*Input records*

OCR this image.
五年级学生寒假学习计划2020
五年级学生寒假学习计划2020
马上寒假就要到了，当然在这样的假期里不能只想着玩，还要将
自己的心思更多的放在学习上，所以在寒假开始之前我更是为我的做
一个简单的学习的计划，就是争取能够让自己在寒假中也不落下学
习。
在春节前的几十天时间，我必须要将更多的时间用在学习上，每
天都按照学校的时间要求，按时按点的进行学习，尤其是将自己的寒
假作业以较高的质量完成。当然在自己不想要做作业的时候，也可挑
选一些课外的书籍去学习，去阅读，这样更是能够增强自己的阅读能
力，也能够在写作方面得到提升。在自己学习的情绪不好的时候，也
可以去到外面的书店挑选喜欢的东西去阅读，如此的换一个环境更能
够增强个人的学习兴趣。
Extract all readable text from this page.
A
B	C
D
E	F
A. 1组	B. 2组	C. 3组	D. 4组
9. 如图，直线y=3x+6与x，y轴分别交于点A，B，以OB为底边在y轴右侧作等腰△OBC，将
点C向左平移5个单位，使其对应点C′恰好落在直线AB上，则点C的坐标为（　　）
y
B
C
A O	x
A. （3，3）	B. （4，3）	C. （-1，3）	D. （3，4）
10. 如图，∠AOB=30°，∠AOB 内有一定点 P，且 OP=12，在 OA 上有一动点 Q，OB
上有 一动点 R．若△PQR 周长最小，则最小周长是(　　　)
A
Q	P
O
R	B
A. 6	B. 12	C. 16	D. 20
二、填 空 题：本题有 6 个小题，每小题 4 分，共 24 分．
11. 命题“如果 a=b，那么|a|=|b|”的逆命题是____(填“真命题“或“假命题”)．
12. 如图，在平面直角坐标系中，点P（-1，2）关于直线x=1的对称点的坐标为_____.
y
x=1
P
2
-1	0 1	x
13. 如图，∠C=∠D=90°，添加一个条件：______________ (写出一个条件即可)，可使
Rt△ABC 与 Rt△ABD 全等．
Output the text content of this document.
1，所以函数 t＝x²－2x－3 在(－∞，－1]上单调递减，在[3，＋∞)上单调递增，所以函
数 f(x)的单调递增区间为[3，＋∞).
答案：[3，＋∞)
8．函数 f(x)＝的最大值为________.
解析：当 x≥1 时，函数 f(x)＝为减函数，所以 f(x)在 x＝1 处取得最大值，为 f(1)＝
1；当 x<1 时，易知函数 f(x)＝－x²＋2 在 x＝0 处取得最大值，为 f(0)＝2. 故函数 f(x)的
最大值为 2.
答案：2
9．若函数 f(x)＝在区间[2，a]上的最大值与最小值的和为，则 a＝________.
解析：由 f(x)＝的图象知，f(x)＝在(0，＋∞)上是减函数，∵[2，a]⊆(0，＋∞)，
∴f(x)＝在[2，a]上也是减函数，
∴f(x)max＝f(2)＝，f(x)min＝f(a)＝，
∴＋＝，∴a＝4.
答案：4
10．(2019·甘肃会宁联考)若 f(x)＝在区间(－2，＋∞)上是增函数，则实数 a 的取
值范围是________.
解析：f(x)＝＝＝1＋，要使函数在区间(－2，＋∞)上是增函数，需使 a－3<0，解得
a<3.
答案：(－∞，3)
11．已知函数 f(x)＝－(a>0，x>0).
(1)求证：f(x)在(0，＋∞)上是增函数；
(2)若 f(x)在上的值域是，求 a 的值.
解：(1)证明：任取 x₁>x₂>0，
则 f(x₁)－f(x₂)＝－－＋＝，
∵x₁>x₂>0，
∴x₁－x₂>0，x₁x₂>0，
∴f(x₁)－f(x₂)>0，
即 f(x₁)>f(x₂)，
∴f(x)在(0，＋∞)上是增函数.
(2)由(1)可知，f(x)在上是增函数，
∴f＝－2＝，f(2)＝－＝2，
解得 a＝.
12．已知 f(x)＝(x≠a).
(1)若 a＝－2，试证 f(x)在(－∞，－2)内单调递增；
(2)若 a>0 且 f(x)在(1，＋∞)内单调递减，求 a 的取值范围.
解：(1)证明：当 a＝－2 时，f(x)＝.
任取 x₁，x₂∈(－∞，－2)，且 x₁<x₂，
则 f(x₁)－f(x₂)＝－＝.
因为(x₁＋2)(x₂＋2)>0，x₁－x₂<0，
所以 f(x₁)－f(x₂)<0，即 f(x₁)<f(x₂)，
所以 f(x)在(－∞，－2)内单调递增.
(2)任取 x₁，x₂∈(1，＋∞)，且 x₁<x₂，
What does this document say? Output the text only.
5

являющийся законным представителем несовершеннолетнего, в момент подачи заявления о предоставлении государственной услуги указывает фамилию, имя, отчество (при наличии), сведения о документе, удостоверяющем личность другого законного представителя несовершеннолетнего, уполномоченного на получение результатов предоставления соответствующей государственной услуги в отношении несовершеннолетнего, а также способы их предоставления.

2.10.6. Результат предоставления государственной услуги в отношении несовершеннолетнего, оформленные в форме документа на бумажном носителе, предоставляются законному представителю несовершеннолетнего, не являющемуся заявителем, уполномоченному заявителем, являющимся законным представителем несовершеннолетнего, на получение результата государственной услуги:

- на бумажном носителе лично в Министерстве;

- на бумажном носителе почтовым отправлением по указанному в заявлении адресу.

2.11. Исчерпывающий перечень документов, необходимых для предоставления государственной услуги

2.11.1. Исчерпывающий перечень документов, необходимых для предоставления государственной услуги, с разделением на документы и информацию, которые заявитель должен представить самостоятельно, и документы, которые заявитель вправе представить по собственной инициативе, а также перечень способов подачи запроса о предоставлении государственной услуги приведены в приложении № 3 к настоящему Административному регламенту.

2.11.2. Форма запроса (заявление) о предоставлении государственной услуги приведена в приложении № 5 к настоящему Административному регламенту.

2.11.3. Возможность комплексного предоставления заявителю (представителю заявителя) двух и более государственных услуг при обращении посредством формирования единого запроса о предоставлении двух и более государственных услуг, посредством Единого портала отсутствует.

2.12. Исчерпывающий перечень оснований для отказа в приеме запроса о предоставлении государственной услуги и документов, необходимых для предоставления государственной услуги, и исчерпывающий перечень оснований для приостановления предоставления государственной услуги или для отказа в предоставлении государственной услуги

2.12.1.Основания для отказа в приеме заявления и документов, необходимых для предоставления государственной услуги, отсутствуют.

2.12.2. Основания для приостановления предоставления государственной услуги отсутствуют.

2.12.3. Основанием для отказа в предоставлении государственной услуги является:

*What needs to be done*
Repeat all of the records above exactly as written.

*Task output*
OCR this image.
五年级学生寒假学习计划2020
五年级学生寒假学习计划2020
马上寒假就要到了，当然在这样的假期里不能只想着玩，还要将
自己的心思更多的放在学习上，所以在寒假开始之前我更是为我的做
一个简单的学习的计划，就是争取能够让自己在寒假中也不落下学
习。
在春节前的几十天时间，我必须要将更多的时间用在学习上，每
天都按照学校的时间要求，按时按点的进行学习，尤其是将自己的寒
假作业以较高的质量完成。当然在自己不想要做作业的时候，也可挑
选一些课外的书籍去学习，去阅读，这样更是能够增强自己的阅读能
力，也能够在写作方面得到提升。在自己学习的情绪不好的时候，也
可以去到外面的书店挑选喜欢的东西去阅读，如此的换一个环境更能
够增强个人的学习兴趣。
Extract all readable text from this page.
A
B	C
D
E	F
A. 1组	B. 2组	C. 3组	D. 4组
9. 如图，直线y=3x+6与x，y轴分别交于点A，B，以OB为底边在y轴右侧作等腰△OBC，将
点C向左平移5个单位，使其对应点C′恰好落在直线AB上，则点C的坐标为（　　）
y
B
C
A O	x
A. （3，3）	B. （4，3）	C. （-1，3）	D. （3，4）
10. 如图，∠AOB=30°，∠AOB 内有一定点 P，且 OP=12，在 OA 上有一动点 Q，OB
上有 一动点 R．若△PQR 周长最小，则最小周长是(　　　)
A
Q	P
O
R	B
A. 6	B. 12	C. 16	D. 20
二、填 空 题：本题有 6 个小题，每小题 4 分，共 24 分．
11. 命题“如果 a=b，那么|a|=|b|”的逆命题是____(填“真命题“或“假命题”)．
12. 如图，在平面直角坐标系中，点P（-1，2）关于直线x=1的对称点的坐标为_____.
y
x=1
P
2
-1	0 1	x
13. 如图，∠C=∠D=90°，添加一个条件：______________ (写出一个条件即可)，可使
Rt△ABC 与 Rt△ABD 全等．
Output the text content of this document.
1，所以函数 t＝x²－2x－3 在(－∞，－1]上单调递减，在[3，＋∞)上单调递增，所以函
数 f(x)的单调递增区间为[3，＋∞).
答案：[3，＋∞)
8．函数 f(x)＝的最大值为________.
解析：当 x≥1 时，函数 f(x)＝为减函数，所以 f(x)在 x＝1 处取得最大值，为 f(1)＝
1；当 x<1 时，易知函数 f(x)＝－x²＋2 在 x＝0 处取得最大值，为 f(0)＝2. 故函数 f(x)的
最大值为 2.
答案：2
9．若函数 f(x)＝在区间[2，a]上的最大值与最小值的和为，则 a＝________.
解析：由 f(x)＝的图象知，f(x)＝在(0，＋∞)上是减函数，∵[2，a]⊆(0，＋∞)，
∴f(x)＝在[2，a]上也是减函数，
∴f(x)max＝f(2)＝，f(x)min＝f(a)＝，
∴＋＝，∴a＝4.
答案：4
10．(2019·甘肃会宁联考)若 f(x)＝在区间(－2，＋∞)上是增函数，则实数 a 的取
值范围是________.
解析：f(x)＝＝＝1＋，要使函数在区间(－2，＋∞)上是增函数，需使 a－3<0，解得
a<3.
答案：(－∞，3)
11．已知函数 f(x)＝－(a>0，x>0).
(1)求证：f(x)在(0，＋∞)上是增函数；
(2)若 f(x)在上的值域是，求 a 的值.
解：(1)证明：任取 x₁>x₂>0，
则 f(x₁)－f(x₂)＝－－＋＝，
∵x₁>x₂>0，
∴x₁－x₂>0，x₁x₂>0，
∴f(x₁)－f(x₂)>0，
即 f(x₁)>f(x₂)，
∴f(x)在(0，＋∞)上是增函数.
(2)由(1)可知，f(x)在上是增函数，
∴f＝－2＝，f(2)＝－＝2，
解得 a＝.
12．已知 f(x)＝(x≠a).
(1)若 a＝－2，试证 f(x)在(－∞，－2)内单调递增；
(2)若 a>0 且 f(x)在(1，＋∞)内单调递减，求 a 的取值范围.
解：(1)证明：当 a＝－2 时，f(x)＝.
任取 x₁，x₂∈(－∞，－2)，且 x₁<x₂，
则 f(x₁)－f(x₂)＝－＝.
因为(x₁＋2)(x₂＋2)>0，x₁－x₂<0，
所以 f(x₁)－f(x₂)<0，即 f(x₁)<f(x₂)，
所以 f(x)在(－∞，－2)内单调递增.
(2)任取 x₁，x₂∈(1，＋∞)，且 x₁<x₂，
What does this document say? Output the text only.
5

являющийся законным представителем несовершеннолетнего, в момент подачи заявления о предоставлении государственной услуги указывает фамилию, имя, отчество (при наличии), сведения о документе, удостоверяющем личность другого законного представителя несовершеннолетнего, уполномоченного на получение результатов предоставления соответствующей государственной услуги в отношении несовершеннолетнего, а также способы их предоставления.

2.10.6. Результат предоставления государственной услуги в отношении несовершеннолетнего, оформленные в форме документа на бумажном носителе, предоставляются законному представителю несовершеннолетнего, не являющемуся заявителем, уполномоченному заявителем, являющимся законным представителем несовершеннолетнего, на получение результата государственной услуги:

- на бумажном носителе лично в Министерстве;

- на бумажном носителе почтовым отправлением по указанному в заявлении адресу.

2.11. Исчерпывающий перечень документов, необходимых для предоставления государственной услуги

2.11.1. Исчерпывающий перечень документов, необходимых для предоставления государственной услуги, с разделением на документы и информацию, которые заявитель должен представить самостоятельно, и документы, которые заявитель вправе представить по собственной инициативе, а также перечень способов подачи запроса о предоставлении государственной услуги приведены в приложении № 3 к настоящему Административному регламенту.

2.11.2. Форма запроса (заявление) о предоставлении государственной услуги приведена в приложении № 5 к настоящему Административному регламенту.

2.11.3. Возможность комплексного предоставления заявителю (представителю заявителя) двух и более государственных услуг при обращении посредством формирования единого запроса о предоставлении двух и более государственных услуг, посредством Единого портала отсутствует.

2.12. Исчерпывающий перечень оснований для отказа в приеме запроса о предоставлении государственной услуги и документов, необходимых для предоставления государственной услуги, и исчерпывающий перечень оснований для приостановления предоставления государственной услуги или для отказа в предоставлении государственной услуги

2.12.1.Основания для отказа в приеме заявления и документов, необходимых для предоставления государственной услуги, отсутствуют.

2.12.2. Основания для приостановления предоставления государственной услуги отсутствуют.

2.12.3. Основанием для отказа в предоставлении государственной услуги является:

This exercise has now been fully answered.